_YOUR GOAL_
Every line that includes the word "Harshali" is to be listed.

★ ★ ★ ★ ★ ★ ★

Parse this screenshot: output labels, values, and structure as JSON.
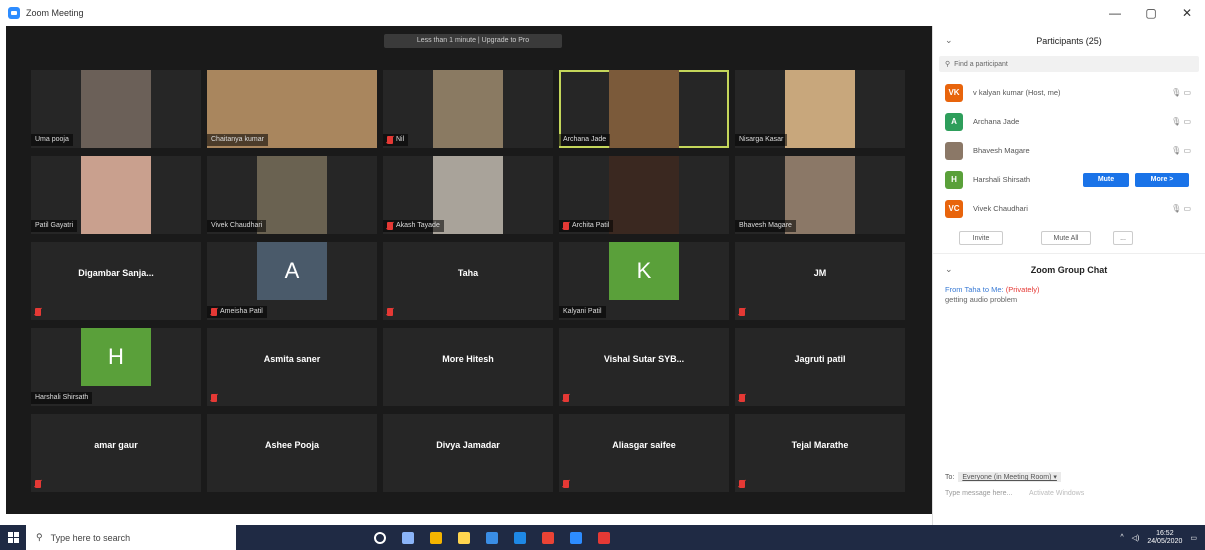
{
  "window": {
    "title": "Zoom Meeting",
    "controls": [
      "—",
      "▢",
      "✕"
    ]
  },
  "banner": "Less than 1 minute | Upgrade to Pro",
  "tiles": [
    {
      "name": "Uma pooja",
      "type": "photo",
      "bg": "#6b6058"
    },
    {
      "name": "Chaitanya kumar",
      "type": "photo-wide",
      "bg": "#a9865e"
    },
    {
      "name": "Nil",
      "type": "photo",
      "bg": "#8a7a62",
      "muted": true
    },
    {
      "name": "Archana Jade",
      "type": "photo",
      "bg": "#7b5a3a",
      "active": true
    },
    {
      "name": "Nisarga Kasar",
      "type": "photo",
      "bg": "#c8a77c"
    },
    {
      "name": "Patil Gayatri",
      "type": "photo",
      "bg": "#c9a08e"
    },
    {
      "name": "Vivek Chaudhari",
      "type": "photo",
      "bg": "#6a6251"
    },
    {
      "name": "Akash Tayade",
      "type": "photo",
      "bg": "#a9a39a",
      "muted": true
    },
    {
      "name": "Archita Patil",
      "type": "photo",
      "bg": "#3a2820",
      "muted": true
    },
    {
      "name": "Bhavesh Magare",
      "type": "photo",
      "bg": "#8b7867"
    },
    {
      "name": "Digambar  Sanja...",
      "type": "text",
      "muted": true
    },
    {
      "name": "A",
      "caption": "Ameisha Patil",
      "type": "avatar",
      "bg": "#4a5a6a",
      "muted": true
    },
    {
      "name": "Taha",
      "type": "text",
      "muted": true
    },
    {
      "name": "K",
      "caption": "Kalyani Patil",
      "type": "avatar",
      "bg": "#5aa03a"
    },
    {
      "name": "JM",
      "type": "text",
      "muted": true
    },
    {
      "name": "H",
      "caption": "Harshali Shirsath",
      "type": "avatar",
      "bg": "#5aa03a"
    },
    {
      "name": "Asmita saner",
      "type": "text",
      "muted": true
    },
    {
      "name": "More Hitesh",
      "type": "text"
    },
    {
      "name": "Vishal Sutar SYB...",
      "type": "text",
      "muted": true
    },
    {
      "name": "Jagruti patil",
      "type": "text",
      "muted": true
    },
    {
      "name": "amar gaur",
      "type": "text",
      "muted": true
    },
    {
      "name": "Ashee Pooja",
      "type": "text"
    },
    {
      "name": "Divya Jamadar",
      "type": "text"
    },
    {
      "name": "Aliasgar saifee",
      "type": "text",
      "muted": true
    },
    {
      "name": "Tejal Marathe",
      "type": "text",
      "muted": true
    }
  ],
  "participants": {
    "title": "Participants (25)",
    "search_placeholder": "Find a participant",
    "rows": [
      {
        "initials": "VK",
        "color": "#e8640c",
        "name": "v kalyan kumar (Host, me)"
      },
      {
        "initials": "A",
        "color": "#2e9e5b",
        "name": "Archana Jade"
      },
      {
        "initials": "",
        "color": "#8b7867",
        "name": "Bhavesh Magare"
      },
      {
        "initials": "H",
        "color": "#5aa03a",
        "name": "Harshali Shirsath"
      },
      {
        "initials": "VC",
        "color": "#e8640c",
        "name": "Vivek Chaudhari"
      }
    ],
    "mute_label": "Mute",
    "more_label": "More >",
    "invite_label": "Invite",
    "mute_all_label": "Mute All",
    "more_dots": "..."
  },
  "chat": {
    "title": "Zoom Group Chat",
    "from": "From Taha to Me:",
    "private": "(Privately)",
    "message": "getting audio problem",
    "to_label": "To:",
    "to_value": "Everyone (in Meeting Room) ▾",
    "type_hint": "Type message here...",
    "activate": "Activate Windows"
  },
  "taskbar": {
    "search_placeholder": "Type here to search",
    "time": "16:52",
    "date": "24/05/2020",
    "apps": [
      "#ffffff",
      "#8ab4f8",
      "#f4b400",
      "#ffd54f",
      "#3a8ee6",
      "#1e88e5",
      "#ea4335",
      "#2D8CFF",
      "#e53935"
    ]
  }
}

★ ★ ★ ★ ★ ★ ★

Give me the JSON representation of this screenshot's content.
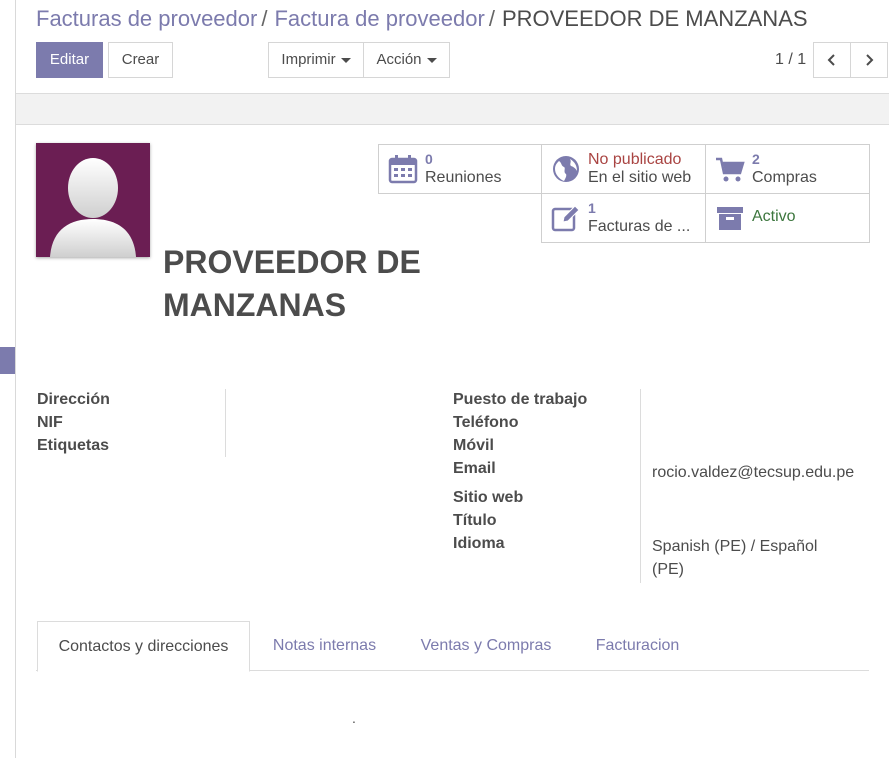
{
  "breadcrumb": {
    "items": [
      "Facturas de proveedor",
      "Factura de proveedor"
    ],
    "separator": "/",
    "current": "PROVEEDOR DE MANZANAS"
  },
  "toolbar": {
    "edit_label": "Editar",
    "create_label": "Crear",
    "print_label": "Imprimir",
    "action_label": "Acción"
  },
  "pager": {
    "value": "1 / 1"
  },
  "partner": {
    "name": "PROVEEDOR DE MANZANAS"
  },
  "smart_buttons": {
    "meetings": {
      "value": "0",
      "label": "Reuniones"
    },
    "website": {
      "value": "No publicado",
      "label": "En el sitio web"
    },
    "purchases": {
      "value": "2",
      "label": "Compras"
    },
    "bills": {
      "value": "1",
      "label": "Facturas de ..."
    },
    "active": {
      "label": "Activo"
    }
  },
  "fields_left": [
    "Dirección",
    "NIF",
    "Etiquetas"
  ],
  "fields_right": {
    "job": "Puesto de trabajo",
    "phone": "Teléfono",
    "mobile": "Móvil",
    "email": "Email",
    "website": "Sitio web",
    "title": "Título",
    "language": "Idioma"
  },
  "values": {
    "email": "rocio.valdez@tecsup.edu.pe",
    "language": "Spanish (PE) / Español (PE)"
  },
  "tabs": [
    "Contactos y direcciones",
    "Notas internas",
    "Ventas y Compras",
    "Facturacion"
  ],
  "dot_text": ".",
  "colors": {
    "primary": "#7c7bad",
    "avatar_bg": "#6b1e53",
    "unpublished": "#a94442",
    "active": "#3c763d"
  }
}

★ ★ ★ ★ ★ ★ ★

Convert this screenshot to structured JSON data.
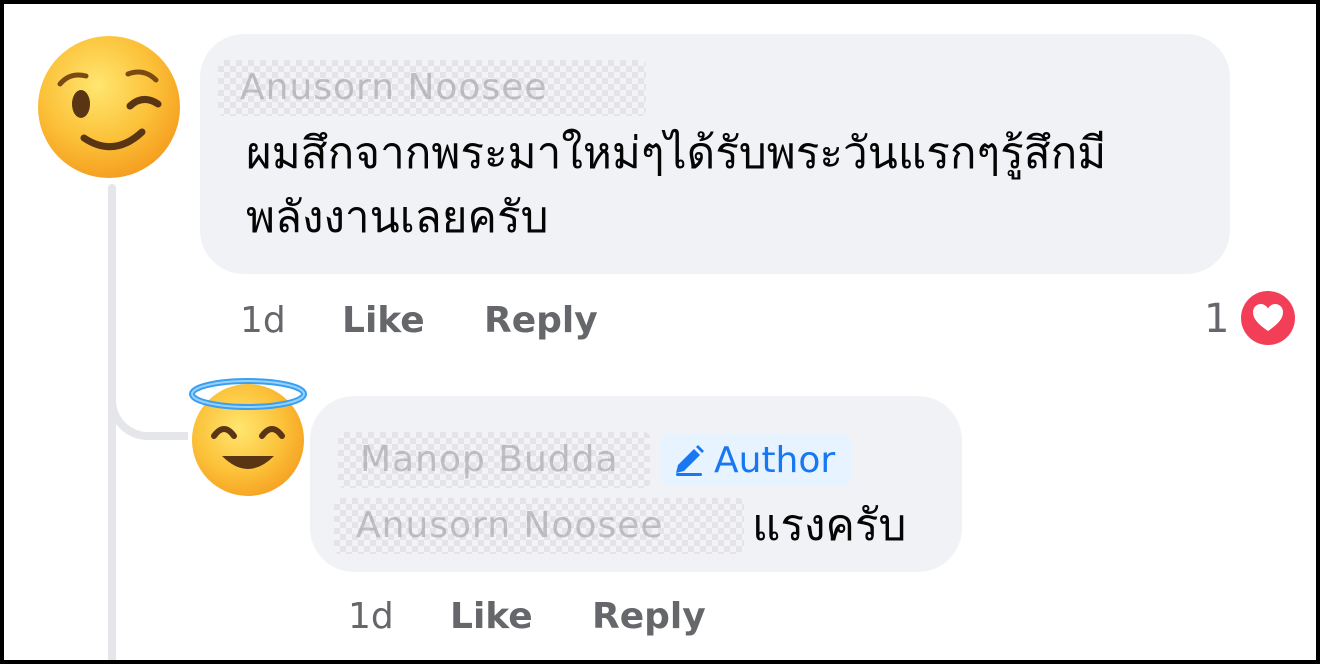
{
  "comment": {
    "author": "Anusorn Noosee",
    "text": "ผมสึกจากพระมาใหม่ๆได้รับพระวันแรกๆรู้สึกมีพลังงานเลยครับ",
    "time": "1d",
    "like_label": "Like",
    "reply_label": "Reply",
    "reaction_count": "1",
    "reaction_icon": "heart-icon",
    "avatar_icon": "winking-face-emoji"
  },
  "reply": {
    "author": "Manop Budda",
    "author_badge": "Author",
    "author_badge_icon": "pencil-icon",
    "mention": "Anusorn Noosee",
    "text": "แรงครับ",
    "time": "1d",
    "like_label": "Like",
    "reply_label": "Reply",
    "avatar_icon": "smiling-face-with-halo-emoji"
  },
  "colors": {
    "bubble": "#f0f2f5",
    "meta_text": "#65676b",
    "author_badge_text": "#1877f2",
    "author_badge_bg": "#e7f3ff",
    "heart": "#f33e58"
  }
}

★ ★ ★ ★ ★ ★ ★

_EXERCISE RESPONSE_
      "caption": "Harshali Shirsath",
        "name": "Harshali Shirsath"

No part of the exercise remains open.